### Task objective
Please copy all the lines that follow, word for word.

***** Provided records

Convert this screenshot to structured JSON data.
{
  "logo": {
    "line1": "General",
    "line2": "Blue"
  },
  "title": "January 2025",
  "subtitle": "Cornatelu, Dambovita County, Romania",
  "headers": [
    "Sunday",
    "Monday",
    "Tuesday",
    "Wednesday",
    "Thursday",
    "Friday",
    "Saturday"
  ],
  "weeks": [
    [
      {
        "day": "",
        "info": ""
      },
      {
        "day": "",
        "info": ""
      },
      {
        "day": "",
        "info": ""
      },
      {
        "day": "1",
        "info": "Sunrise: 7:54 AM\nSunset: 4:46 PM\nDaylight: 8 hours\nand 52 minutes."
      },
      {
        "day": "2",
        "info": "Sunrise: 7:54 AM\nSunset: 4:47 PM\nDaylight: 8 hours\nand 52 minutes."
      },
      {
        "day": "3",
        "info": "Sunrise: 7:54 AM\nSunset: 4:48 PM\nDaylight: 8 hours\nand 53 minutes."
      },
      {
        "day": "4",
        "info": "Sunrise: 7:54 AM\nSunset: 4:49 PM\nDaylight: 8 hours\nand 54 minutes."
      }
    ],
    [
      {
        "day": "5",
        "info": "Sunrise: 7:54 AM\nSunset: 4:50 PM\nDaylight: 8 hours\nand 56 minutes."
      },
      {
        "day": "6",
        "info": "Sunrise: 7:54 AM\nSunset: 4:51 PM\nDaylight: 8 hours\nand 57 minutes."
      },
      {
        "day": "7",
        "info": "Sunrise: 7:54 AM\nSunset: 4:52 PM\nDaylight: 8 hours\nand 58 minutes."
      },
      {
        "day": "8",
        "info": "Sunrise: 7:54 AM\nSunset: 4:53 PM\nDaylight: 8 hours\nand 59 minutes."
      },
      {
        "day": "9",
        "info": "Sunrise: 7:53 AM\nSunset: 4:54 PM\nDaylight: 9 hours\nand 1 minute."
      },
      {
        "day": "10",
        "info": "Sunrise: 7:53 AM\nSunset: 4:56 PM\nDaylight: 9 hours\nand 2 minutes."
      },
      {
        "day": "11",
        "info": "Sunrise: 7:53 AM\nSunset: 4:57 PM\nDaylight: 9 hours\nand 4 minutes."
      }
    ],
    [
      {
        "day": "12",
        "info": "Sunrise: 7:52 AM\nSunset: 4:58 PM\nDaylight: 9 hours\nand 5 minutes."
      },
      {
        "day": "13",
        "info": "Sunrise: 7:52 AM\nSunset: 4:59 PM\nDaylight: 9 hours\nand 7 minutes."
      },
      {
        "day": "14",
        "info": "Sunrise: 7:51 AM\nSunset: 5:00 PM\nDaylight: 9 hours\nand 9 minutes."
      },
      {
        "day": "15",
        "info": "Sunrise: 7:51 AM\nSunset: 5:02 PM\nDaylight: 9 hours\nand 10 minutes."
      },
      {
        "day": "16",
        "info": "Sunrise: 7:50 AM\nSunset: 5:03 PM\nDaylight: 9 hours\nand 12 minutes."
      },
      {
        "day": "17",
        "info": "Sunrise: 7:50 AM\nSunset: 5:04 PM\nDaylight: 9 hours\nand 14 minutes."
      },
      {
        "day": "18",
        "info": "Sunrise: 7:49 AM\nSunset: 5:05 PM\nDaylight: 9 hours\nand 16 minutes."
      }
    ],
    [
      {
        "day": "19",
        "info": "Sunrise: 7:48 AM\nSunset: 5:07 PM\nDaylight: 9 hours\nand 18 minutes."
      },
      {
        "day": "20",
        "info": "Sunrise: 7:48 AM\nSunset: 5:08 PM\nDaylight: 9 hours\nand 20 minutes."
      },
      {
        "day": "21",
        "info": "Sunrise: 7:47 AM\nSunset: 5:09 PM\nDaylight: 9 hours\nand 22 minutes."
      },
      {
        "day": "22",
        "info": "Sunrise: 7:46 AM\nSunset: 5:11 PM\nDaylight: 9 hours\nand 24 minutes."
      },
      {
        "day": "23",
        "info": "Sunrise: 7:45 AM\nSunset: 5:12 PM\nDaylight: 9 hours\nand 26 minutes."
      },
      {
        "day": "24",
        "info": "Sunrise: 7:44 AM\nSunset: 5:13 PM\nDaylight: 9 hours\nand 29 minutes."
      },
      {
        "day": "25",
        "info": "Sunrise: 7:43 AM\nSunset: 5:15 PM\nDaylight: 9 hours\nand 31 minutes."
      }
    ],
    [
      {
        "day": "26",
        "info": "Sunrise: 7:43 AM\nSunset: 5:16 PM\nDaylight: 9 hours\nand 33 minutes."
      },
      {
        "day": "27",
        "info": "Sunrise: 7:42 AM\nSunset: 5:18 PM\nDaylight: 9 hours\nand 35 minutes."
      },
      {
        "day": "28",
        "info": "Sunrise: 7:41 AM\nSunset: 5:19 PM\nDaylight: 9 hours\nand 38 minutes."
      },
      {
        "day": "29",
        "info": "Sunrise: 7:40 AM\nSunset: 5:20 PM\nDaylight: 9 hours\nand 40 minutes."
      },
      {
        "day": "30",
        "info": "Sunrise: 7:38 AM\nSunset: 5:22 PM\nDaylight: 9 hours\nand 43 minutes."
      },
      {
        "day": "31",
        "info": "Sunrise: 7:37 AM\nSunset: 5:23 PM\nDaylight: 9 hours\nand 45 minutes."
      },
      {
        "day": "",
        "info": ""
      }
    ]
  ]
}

**********

### Solved problem
Convert this screenshot to structured JSON data.
{
  "logo": {
    "line1": "General",
    "line2": "Blue"
  },
  "title": "January 2025",
  "subtitle": "Cornatelu, Dambovita County, Romania",
  "headers": [
    "Sunday",
    "Monday",
    "Tuesday",
    "Wednesday",
    "Thursday",
    "Friday",
    "Saturday"
  ],
  "weeks": [
    [
      {
        "day": "",
        "info": ""
      },
      {
        "day": "",
        "info": ""
      },
      {
        "day": "",
        "info": ""
      },
      {
        "day": "1",
        "info": "Sunrise: 7:54 AM\nSunset: 4:46 PM\nDaylight: 8 hours\nand 52 minutes."
      },
      {
        "day": "2",
        "info": "Sunrise: 7:54 AM\nSunset: 4:47 PM\nDaylight: 8 hours\nand 52 minutes."
      },
      {
        "day": "3",
        "info": "Sunrise: 7:54 AM\nSunset: 4:48 PM\nDaylight: 8 hours\nand 53 minutes."
      },
      {
        "day": "4",
        "info": "Sunrise: 7:54 AM\nSunset: 4:49 PM\nDaylight: 8 hours\nand 54 minutes."
      }
    ],
    [
      {
        "day": "5",
        "info": "Sunrise: 7:54 AM\nSunset: 4:50 PM\nDaylight: 8 hours\nand 56 minutes."
      },
      {
        "day": "6",
        "info": "Sunrise: 7:54 AM\nSunset: 4:51 PM\nDaylight: 8 hours\nand 57 minutes."
      },
      {
        "day": "7",
        "info": "Sunrise: 7:54 AM\nSunset: 4:52 PM\nDaylight: 8 hours\nand 58 minutes."
      },
      {
        "day": "8",
        "info": "Sunrise: 7:54 AM\nSunset: 4:53 PM\nDaylight: 8 hours\nand 59 minutes."
      },
      {
        "day": "9",
        "info": "Sunrise: 7:53 AM\nSunset: 4:54 PM\nDaylight: 9 hours\nand 1 minute."
      },
      {
        "day": "10",
        "info": "Sunrise: 7:53 AM\nSunset: 4:56 PM\nDaylight: 9 hours\nand 2 minutes."
      },
      {
        "day": "11",
        "info": "Sunrise: 7:53 AM\nSunset: 4:57 PM\nDaylight: 9 hours\nand 4 minutes."
      }
    ],
    [
      {
        "day": "12",
        "info": "Sunrise: 7:52 AM\nSunset: 4:58 PM\nDaylight: 9 hours\nand 5 minutes."
      },
      {
        "day": "13",
        "info": "Sunrise: 7:52 AM\nSunset: 4:59 PM\nDaylight: 9 hours\nand 7 minutes."
      },
      {
        "day": "14",
        "info": "Sunrise: 7:51 AM\nSunset: 5:00 PM\nDaylight: 9 hours\nand 9 minutes."
      },
      {
        "day": "15",
        "info": "Sunrise: 7:51 AM\nSunset: 5:02 PM\nDaylight: 9 hours\nand 10 minutes."
      },
      {
        "day": "16",
        "info": "Sunrise: 7:50 AM\nSunset: 5:03 PM\nDaylight: 9 hours\nand 12 minutes."
      },
      {
        "day": "17",
        "info": "Sunrise: 7:50 AM\nSunset: 5:04 PM\nDaylight: 9 hours\nand 14 minutes."
      },
      {
        "day": "18",
        "info": "Sunrise: 7:49 AM\nSunset: 5:05 PM\nDaylight: 9 hours\nand 16 minutes."
      }
    ],
    [
      {
        "day": "19",
        "info": "Sunrise: 7:48 AM\nSunset: 5:07 PM\nDaylight: 9 hours\nand 18 minutes."
      },
      {
        "day": "20",
        "info": "Sunrise: 7:48 AM\nSunset: 5:08 PM\nDaylight: 9 hours\nand 20 minutes."
      },
      {
        "day": "21",
        "info": "Sunrise: 7:47 AM\nSunset: 5:09 PM\nDaylight: 9 hours\nand 22 minutes."
      },
      {
        "day": "22",
        "info": "Sunrise: 7:46 AM\nSunset: 5:11 PM\nDaylight: 9 hours\nand 24 minutes."
      },
      {
        "day": "23",
        "info": "Sunrise: 7:45 AM\nSunset: 5:12 PM\nDaylight: 9 hours\nand 26 minutes."
      },
      {
        "day": "24",
        "info": "Sunrise: 7:44 AM\nSunset: 5:13 PM\nDaylight: 9 hours\nand 29 minutes."
      },
      {
        "day": "25",
        "info": "Sunrise: 7:43 AM\nSunset: 5:15 PM\nDaylight: 9 hours\nand 31 minutes."
      }
    ],
    [
      {
        "day": "26",
        "info": "Sunrise: 7:43 AM\nSunset: 5:16 PM\nDaylight: 9 hours\nand 33 minutes."
      },
      {
        "day": "27",
        "info": "Sunrise: 7:42 AM\nSunset: 5:18 PM\nDaylight: 9 hours\nand 35 minutes."
      },
      {
        "day": "28",
        "info": "Sunrise: 7:41 AM\nSunset: 5:19 PM\nDaylight: 9 hours\nand 38 minutes."
      },
      {
        "day": "29",
        "info": "Sunrise: 7:40 AM\nSunset: 5:20 PM\nDaylight: 9 hours\nand 40 minutes."
      },
      {
        "day": "30",
        "info": "Sunrise: 7:38 AM\nSunset: 5:22 PM\nDaylight: 9 hours\nand 43 minutes."
      },
      {
        "day": "31",
        "info": "Sunrise: 7:37 AM\nSunset: 5:23 PM\nDaylight: 9 hours\nand 45 minutes."
      },
      {
        "day": "",
        "info": ""
      }
    ]
  ]
}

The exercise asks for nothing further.